▸ **EXERCISE DETAILS**
Print the data exactly as it is given, please.

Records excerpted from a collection
::::
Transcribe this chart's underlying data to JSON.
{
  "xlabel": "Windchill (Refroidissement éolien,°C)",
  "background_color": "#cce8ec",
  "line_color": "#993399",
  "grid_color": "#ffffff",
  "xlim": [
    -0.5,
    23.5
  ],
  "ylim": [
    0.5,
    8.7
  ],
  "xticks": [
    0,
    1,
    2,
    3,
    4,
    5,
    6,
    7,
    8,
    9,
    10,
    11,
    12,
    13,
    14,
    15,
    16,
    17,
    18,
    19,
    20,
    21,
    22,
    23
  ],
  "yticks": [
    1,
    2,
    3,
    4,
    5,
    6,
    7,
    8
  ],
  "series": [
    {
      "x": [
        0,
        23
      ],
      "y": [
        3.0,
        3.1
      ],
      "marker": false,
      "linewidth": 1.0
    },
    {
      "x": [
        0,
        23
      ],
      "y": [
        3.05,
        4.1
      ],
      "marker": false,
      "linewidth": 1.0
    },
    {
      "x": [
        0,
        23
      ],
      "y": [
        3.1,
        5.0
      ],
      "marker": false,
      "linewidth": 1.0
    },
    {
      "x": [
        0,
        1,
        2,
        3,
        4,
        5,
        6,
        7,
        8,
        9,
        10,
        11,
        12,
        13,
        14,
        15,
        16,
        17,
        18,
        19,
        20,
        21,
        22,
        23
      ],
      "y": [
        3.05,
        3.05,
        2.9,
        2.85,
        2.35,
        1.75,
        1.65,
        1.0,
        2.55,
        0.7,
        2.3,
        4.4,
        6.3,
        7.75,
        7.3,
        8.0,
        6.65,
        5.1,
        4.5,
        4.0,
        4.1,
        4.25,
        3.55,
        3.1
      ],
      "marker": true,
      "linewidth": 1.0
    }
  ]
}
::::
▸ **OUTPUT FOR THIS TASK**
Transcribe this chart's underlying data to JSON.
{
  "xlabel": "Windchill (Refroidissement éolien,°C)",
  "background_color": "#cce8ec",
  "line_color": "#993399",
  "grid_color": "#ffffff",
  "xlim": [
    -0.5,
    23.5
  ],
  "ylim": [
    0.5,
    8.7
  ],
  "xticks": [
    0,
    1,
    2,
    3,
    4,
    5,
    6,
    7,
    8,
    9,
    10,
    11,
    12,
    13,
    14,
    15,
    16,
    17,
    18,
    19,
    20,
    21,
    22,
    23
  ],
  "yticks": [
    1,
    2,
    3,
    4,
    5,
    6,
    7,
    8
  ],
  "series": [
    {
      "x": [
        0,
        23
      ],
      "y": [
        3.0,
        3.1
      ],
      "marker": false,
      "linewidth": 1.0
    },
    {
      "x": [
        0,
        23
      ],
      "y": [
        3.05,
        4.1
      ],
      "marker": false,
      "linewidth": 1.0
    },
    {
      "x": [
        0,
        23
      ],
      "y": [
        3.1,
        5.0
      ],
      "marker": false,
      "linewidth": 1.0
    },
    {
      "x": [
        0,
        1,
        2,
        3,
        4,
        5,
        6,
        7,
        8,
        9,
        10,
        11,
        12,
        13,
        14,
        15,
        16,
        17,
        18,
        19,
        20,
        21,
        22,
        23
      ],
      "y": [
        3.05,
        3.05,
        2.9,
        2.85,
        2.35,
        1.75,
        1.65,
        1.0,
        2.55,
        0.7,
        2.3,
        4.4,
        6.3,
        7.75,
        7.3,
        8.0,
        6.65,
        5.1,
        4.5,
        4.0,
        4.1,
        4.25,
        3.55,
        3.1
      ],
      "marker": true,
      "linewidth": 1.0
    }
  ]
}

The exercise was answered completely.